§ **Requirements**: Reproduce the listing below verbatim.
◇ ◇ ◇ ◇ ◇ ◇ ◇
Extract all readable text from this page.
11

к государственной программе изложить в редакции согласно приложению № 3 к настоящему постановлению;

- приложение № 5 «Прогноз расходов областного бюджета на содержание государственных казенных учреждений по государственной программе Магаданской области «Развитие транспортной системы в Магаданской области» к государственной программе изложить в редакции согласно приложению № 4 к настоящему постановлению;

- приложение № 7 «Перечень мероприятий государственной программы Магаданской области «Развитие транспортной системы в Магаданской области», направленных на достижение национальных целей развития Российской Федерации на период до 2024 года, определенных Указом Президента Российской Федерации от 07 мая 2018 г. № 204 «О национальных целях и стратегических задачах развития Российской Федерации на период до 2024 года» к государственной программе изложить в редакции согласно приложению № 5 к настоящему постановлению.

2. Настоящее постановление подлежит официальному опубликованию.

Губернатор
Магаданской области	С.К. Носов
◇ ◇ ◇ ◇ ◇ ◇ ◇
§ **Right answer**:
Extract all readable text from this page.
11

к государственной программе изложить в редакции согласно приложению № 3 к настоящему постановлению;

- приложение № 5 «Прогноз расходов областного бюджета на содержание государственных казенных учреждений по государственной программе Магаданской области «Развитие транспортной системы в Магаданской области» к государственной программе изложить в редакции согласно приложению № 4 к настоящему постановлению;

- приложение № 7 «Перечень мероприятий государственной программы Магаданской области «Развитие транспортной системы в Магаданской области», направленных на достижение национальных целей развития Российской Федерации на период до 2024 года, определенных Указом Президента Российской Федерации от 07 мая 2018 г. № 204 «О национальных целях и стратегических задачах развития Российской Федерации на период до 2024 года» к государственной программе изложить в редакции согласно приложению № 5 к настоящему постановлению.

2. Настоящее постановление подлежит официальному опубликованию.

Губернатор
Магаданской области	С.К. Носов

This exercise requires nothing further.